What the exercise asks — Read the listing and extract each line that includes the word "职业健康安全结合型管理体系内审员培训班".

Provided data —
# # # # #
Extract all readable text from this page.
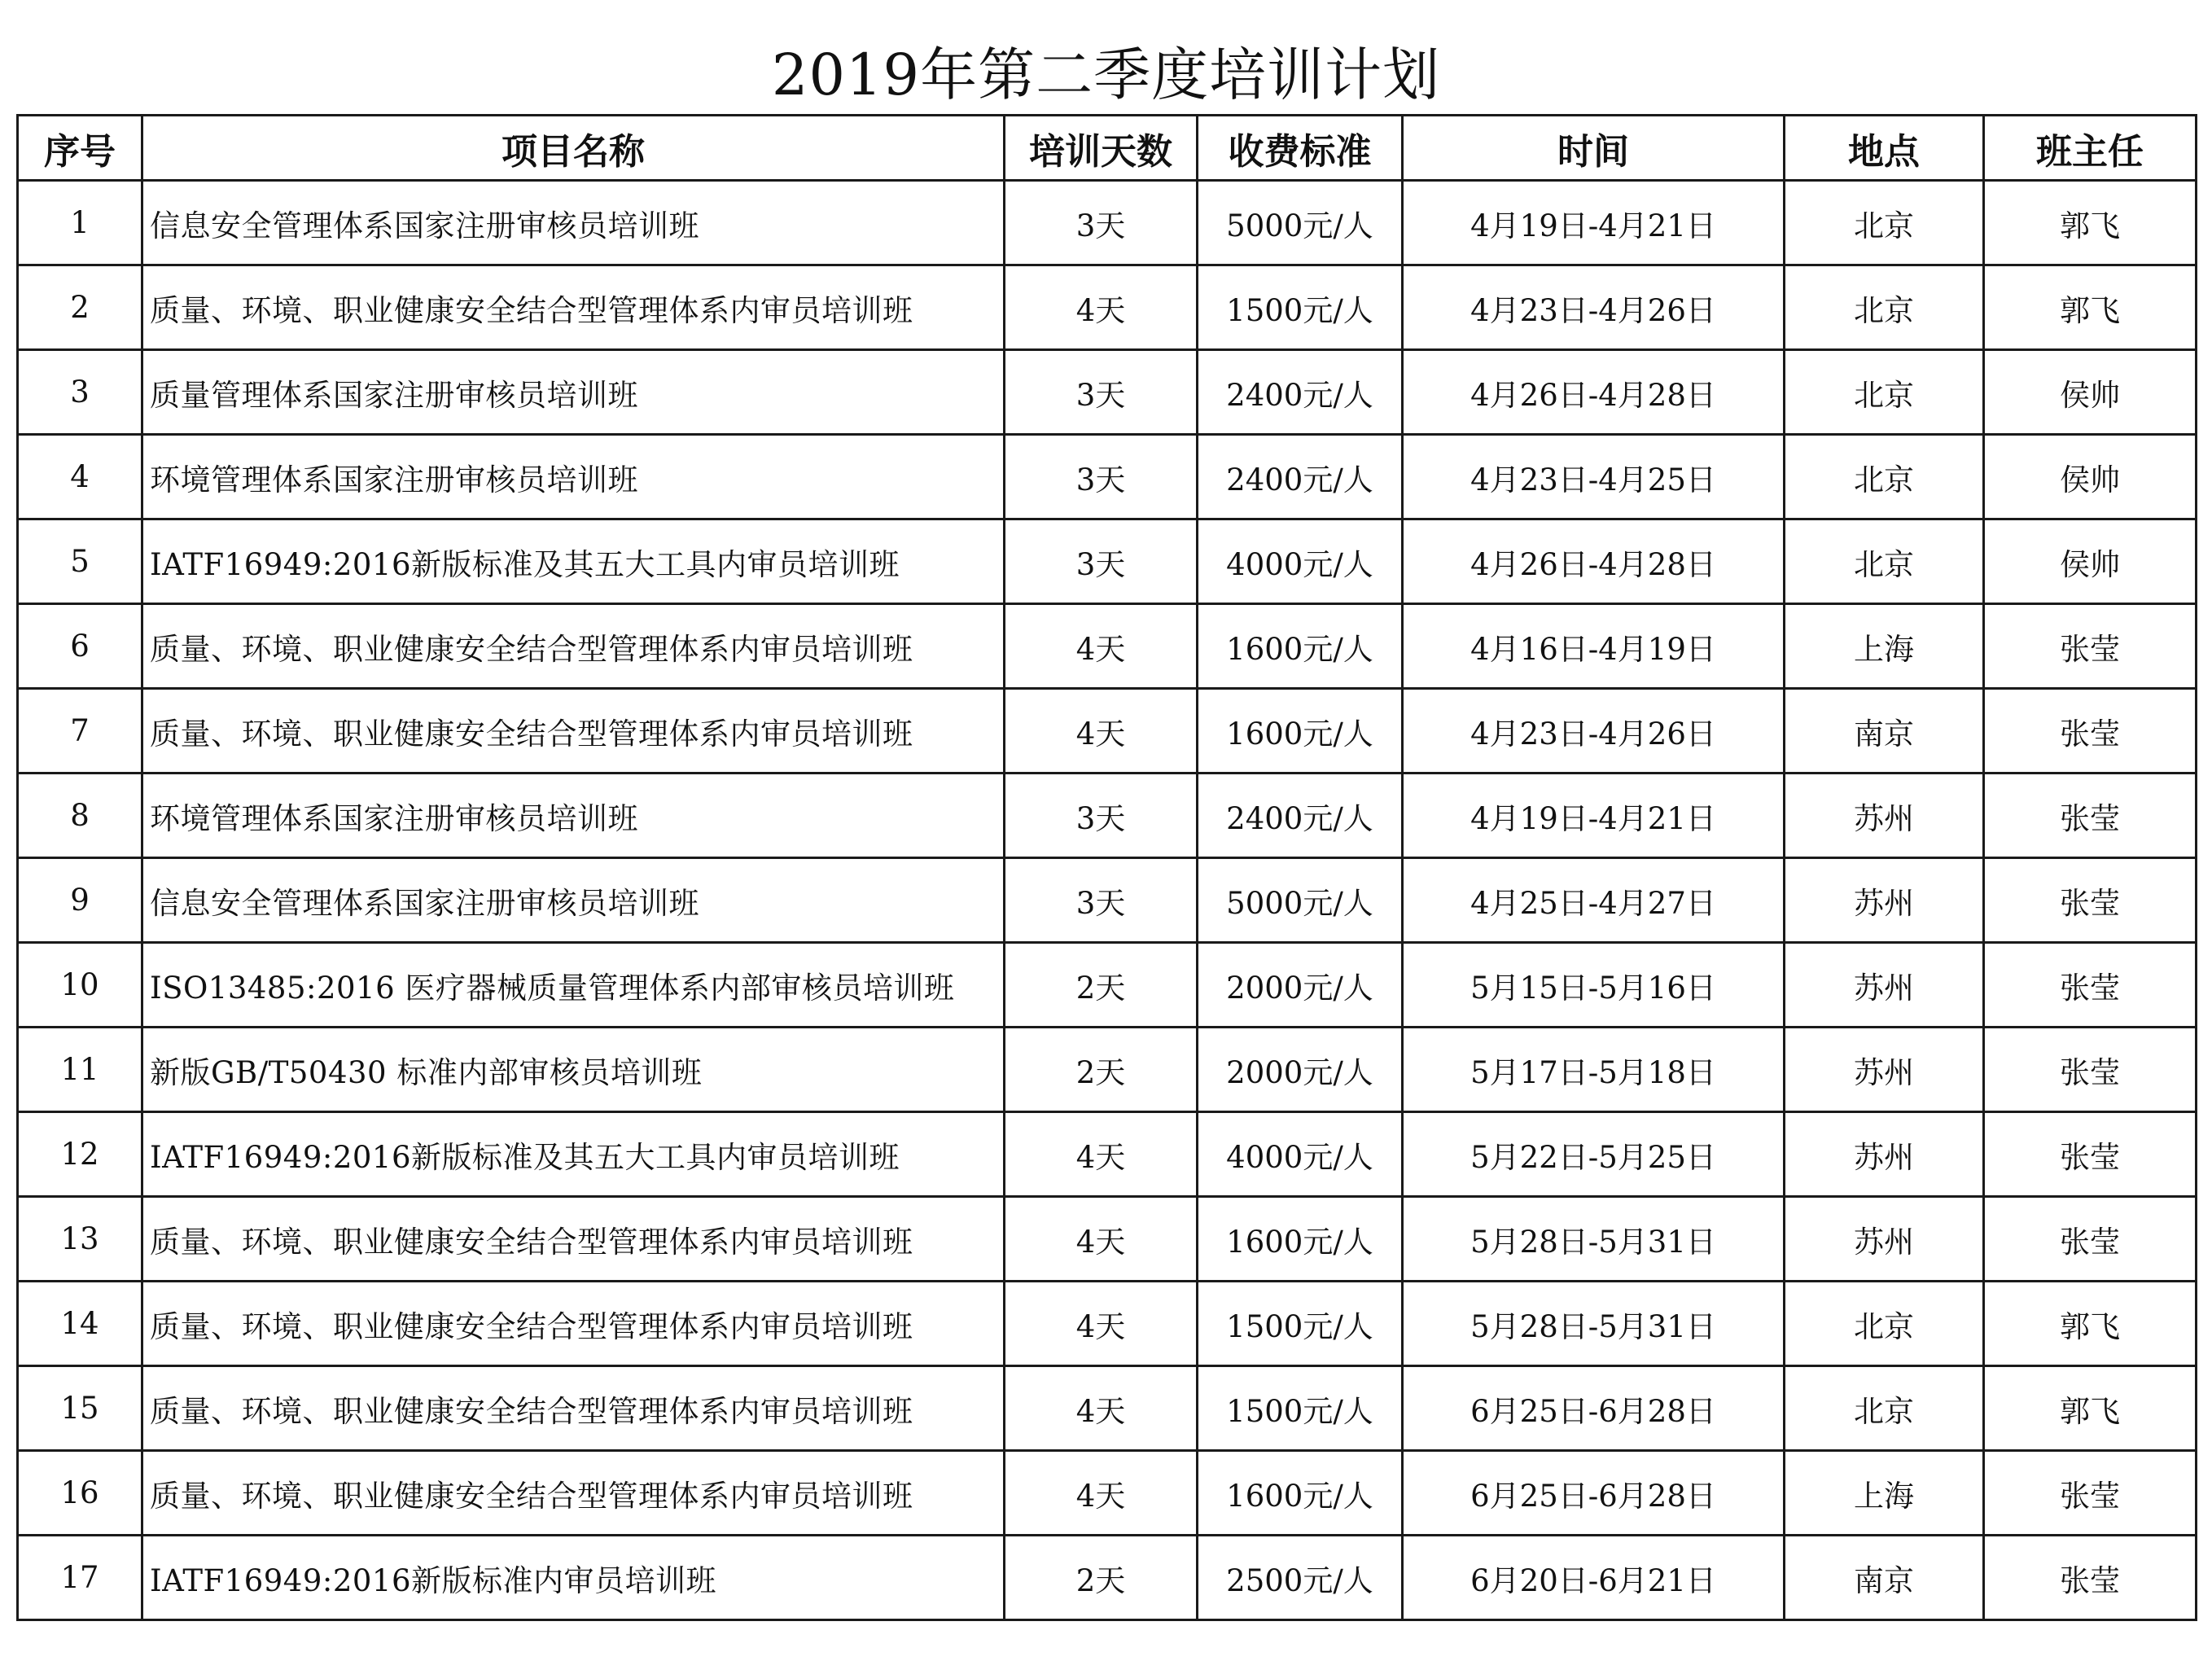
2019年第二季度培训计划
序号	项目名称	培训天数	收费标准	时间	地点	班主任
1	信息安全管理体系国家注册审核员培训班	3天	5000元/人	4月19日-4月21日	北京	郭飞
2	质量、环境、职业健康安全结合型管理体系内审员培训班	4天	1500元/人	4月23日-4月26日	北京	郭飞
3	质量管理体系国家注册审核员培训班	3天	2400元/人	4月26日-4月28日	北京	侯帅
4	环境管理体系国家注册审核员培训班	3天	2400元/人	4月23日-4月25日	北京	侯帅
5	IATF16949:2016新版标准及其五大工具内审员培训班	3天	4000元/人	4月26日-4月28日	北京	侯帅
6	质量、环境、职业健康安全结合型管理体系内审员培训班	4天	1600元/人	4月16日-4月19日	上海	张莹
7	质量、环境、职业健康安全结合型管理体系内审员培训班	4天	1600元/人	4月23日-4月26日	南京	张莹
8	环境管理体系国家注册审核员培训班	3天	2400元/人	4月19日-4月21日	苏州	张莹
9	信息安全管理体系国家注册审核员培训班	3天	5000元/人	4月25日-4月27日	苏州	张莹
10	ISO13485:2016 医疗器械质量管理体系内部审核员培训班	2天	2000元/人	5月15日-5月16日	苏州	张莹
11	新版GB/T50430 标准内部审核员培训班	2天	2000元/人	5月17日-5月18日	苏州	张莹
12	IATF16949:2016新版标准及其五大工具内审员培训班	4天	4000元/人	5月22日-5月25日	苏州	张莹
13	质量、环境、职业健康安全结合型管理体系内审员培训班	4天	1600元/人	5月28日-5月31日	苏州	张莹
14	质量、环境、职业健康安全结合型管理体系内审员培训班	4天	1500元/人	5月28日-5月31日	北京	郭飞
15	质量、环境、职业健康安全结合型管理体系内审员培训班	4天	1500元/人	6月25日-6月28日	北京	郭飞
16	质量、环境、职业健康安全结合型管理体系内审员培训班	4天	1600元/人	6月25日-6月28日	上海	张莹
17	IATF16949:2016新版标准内审员培训班	2天	2500元/人	6月20日-6月21日	南京	张莹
# # # # #
Complete output —
2	质量、环境、职业健康安全结合型管理体系内审员培训班	4天	1500元/人	4月23日-4月26日	北京	郭飞
6	质量、环境、职业健康安全结合型管理体系内审员培训班	4天	1600元/人	4月16日-4月19日	上海	张莹
7	质量、环境、职业健康安全结合型管理体系内审员培训班	4天	1600元/人	4月23日-4月26日	南京	张莹
13	质量、环境、职业健康安全结合型管理体系内审员培训班	4天	1600元/人	5月28日-5月31日	苏州	张莹
14	质量、环境、职业健康安全结合型管理体系内审员培训班	4天	1500元/人	5月28日-5月31日	北京	郭飞
15	质量、环境、职业健康安全结合型管理体系内审员培训班	4天	1500元/人	6月25日-6月28日	北京	郭飞
16	质量、环境、职业健康安全结合型管理体系内审员培训班	4天	1600元/人	6月25日-6月28日	上海	张莹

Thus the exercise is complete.